Collected data
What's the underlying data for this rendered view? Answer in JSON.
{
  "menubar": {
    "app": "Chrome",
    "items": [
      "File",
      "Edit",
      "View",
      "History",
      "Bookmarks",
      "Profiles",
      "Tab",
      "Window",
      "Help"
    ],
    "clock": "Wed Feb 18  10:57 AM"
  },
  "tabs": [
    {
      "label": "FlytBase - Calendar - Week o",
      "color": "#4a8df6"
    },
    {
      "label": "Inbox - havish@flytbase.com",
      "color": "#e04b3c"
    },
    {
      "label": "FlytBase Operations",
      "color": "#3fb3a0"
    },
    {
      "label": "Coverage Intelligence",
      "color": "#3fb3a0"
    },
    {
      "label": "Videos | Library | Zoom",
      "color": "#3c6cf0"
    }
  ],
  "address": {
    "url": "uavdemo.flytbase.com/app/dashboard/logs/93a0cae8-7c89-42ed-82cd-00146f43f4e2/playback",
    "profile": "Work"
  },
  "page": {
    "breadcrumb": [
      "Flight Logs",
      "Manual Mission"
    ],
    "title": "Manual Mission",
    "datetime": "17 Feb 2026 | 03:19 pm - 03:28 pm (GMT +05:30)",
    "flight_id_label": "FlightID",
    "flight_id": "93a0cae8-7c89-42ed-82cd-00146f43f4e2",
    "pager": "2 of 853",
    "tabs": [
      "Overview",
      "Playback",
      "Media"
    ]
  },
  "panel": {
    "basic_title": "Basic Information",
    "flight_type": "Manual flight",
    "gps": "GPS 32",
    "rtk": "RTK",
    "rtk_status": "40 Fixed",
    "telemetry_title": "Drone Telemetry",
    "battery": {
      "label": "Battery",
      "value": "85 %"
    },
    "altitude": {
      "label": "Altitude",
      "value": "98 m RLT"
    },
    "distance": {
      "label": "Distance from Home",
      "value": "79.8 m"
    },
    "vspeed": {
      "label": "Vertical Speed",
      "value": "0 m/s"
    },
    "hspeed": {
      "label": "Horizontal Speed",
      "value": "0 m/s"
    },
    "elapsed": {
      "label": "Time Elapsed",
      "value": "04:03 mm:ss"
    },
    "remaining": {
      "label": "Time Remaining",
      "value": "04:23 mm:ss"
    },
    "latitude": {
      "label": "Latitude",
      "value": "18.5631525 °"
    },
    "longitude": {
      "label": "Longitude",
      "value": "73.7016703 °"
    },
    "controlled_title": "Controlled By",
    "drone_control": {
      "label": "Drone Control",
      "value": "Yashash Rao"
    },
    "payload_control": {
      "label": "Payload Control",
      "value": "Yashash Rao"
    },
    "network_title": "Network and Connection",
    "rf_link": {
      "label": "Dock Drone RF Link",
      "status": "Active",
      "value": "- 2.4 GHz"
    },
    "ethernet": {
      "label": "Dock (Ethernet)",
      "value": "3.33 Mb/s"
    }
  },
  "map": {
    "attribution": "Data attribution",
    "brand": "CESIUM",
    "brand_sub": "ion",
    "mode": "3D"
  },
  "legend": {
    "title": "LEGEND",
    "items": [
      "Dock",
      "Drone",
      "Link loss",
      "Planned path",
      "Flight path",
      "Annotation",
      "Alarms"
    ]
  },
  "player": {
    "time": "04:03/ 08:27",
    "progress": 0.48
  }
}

• _Problem to work on_:
Provide all the records again, word for word.

• _Exercise answer_:
What's the underlying data for this rendered view? Answer in JSON.
{
  "menubar": {
    "app": "Chrome",
    "items": [
      "File",
      "Edit",
      "View",
      "History",
      "Bookmarks",
      "Profiles",
      "Tab",
      "Window",
      "Help"
    ],
    "clock": "Wed Feb 18  10:57 AM"
  },
  "tabs": [
    {
      "label": "FlytBase - Calendar - Week o",
      "color": "#4a8df6"
    },
    {
      "label": "Inbox - havish@flytbase.com",
      "color": "#e04b3c"
    },
    {
      "label": "FlytBase Operations",
      "color": "#3fb3a0"
    },
    {
      "label": "Coverage Intelligence",
      "color": "#3fb3a0"
    },
    {
      "label": "Videos | Library | Zoom",
      "color": "#3c6cf0"
    }
  ],
  "address": {
    "url": "uavdemo.flytbase.com/app/dashboard/logs/93a0cae8-7c89-42ed-82cd-00146f43f4e2/playback",
    "profile": "Work"
  },
  "page": {
    "breadcrumb": [
      "Flight Logs",
      "Manual Mission"
    ],
    "title": "Manual Mission",
    "datetime": "17 Feb 2026 | 03:19 pm - 03:28 pm (GMT +05:30)",
    "flight_id_label": "FlightID",
    "flight_id": "93a0cae8-7c89-42ed-82cd-00146f43f4e2",
    "pager": "2 of 853",
    "tabs": [
      "Overview",
      "Playback",
      "Media"
    ]
  },
  "panel": {
    "basic_title": "Basic Information",
    "flight_type": "Manual flight",
    "gps": "GPS 32",
    "rtk": "RTK",
    "rtk_status": "40 Fixed",
    "telemetry_title": "Drone Telemetry",
    "battery": {
      "label": "Battery",
      "value": "85 %"
    },
    "altitude": {
      "label": "Altitude",
      "value": "98 m RLT"
    },
    "distance": {
      "label": "Distance from Home",
      "value": "79.8 m"
    },
    "vspeed": {
      "label": "Vertical Speed",
      "value": "0 m/s"
    },
    "hspeed": {
      "label": "Horizontal Speed",
      "value": "0 m/s"
    },
    "elapsed": {
      "label": "Time Elapsed",
      "value": "04:03 mm:ss"
    },
    "remaining": {
      "label": "Time Remaining",
      "value": "04:23 mm:ss"
    },
    "latitude": {
      "label": "Latitude",
      "value": "18.5631525 °"
    },
    "longitude": {
      "label": "Longitude",
      "value": "73.7016703 °"
    },
    "controlled_title": "Controlled By",
    "drone_control": {
      "label": "Drone Control",
      "value": "Yashash Rao"
    },
    "payload_control": {
      "label": "Payload Control",
      "value": "Yashash Rao"
    },
    "network_title": "Network and Connection",
    "rf_link": {
      "label": "Dock Drone RF Link",
      "status": "Active",
      "value": "- 2.4 GHz"
    },
    "ethernet": {
      "label": "Dock (Ethernet)",
      "value": "3.33 Mb/s"
    }
  },
  "map": {
    "attribution": "Data attribution",
    "brand": "CESIUM",
    "brand_sub": "ion",
    "mode": "3D"
  },
  "legend": {
    "title": "LEGEND",
    "items": [
      "Dock",
      "Drone",
      "Link loss",
      "Planned path",
      "Flight path",
      "Annotation",
      "Alarms"
    ]
  },
  "player": {
    "time": "04:03/ 08:27",
    "progress": 0.48
  }
}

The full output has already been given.